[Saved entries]
BEGIN

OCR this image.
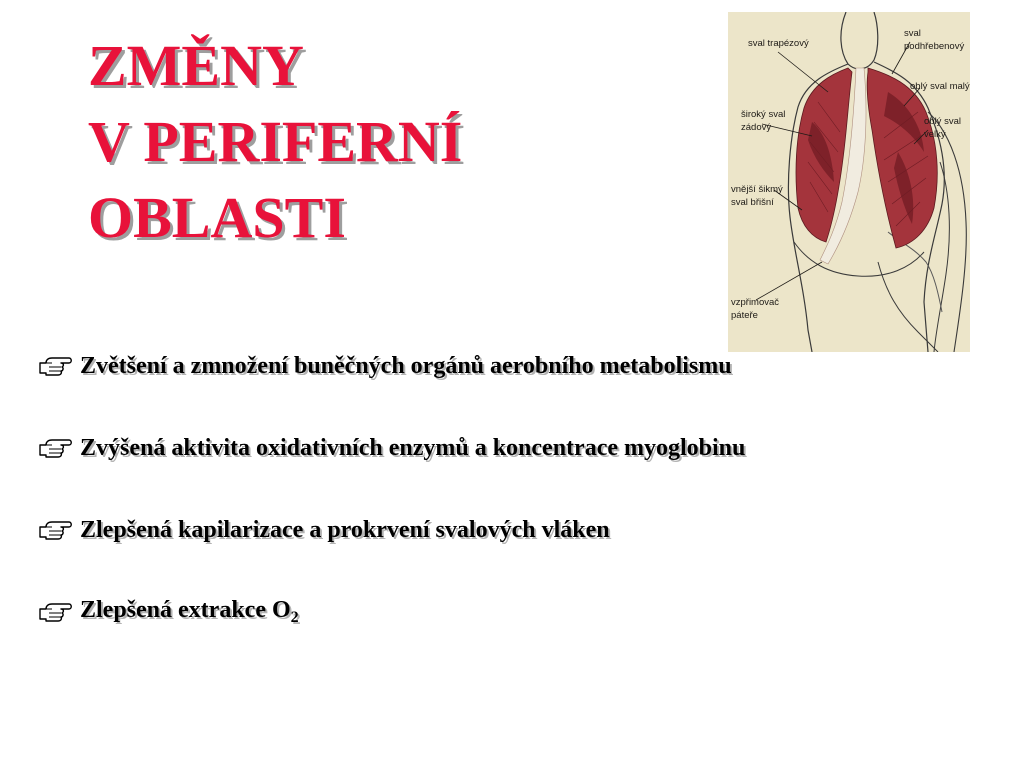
ZMĚNY
V PERIFERNÍ
OBLASTI
sval trapézový
sval
podhřebenový
oblý sval malý
široký sval
zádový
oblý sval
velký
vnější šikmý
sval břišní
vzpřimovač
páteře
Zvětšení a zmnožení buněčných orgánů aerobního metabolismu
Zvýšená aktivita oxidativních enzymů a koncentrace myoglobinu
Zlepšená kapilarizace a prokrvení svalových vláken
Zlepšená extrakce $O_2$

END

Exercise prompt ▸
Copy the records above exactly, leaving out every picture.

Task output ▸
OCR this image.
ZMĚNY
V PERIFERNÍ
OBLASTI
sval trapézový
sval
podhřebenový
oblý sval malý
široký sval
zádový
oblý sval
velký
vnější šikmý
sval břišní
vzpřimovač
páteře
Zvětšení a zmnožení buněčných orgánů aerobního metabolismu
Zvýšená aktivita oxidativních enzymů a koncentrace myoglobinu
Zlepšená kapilarizace a prokrvení svalových vláken
Zlepšená extrakce $O_2$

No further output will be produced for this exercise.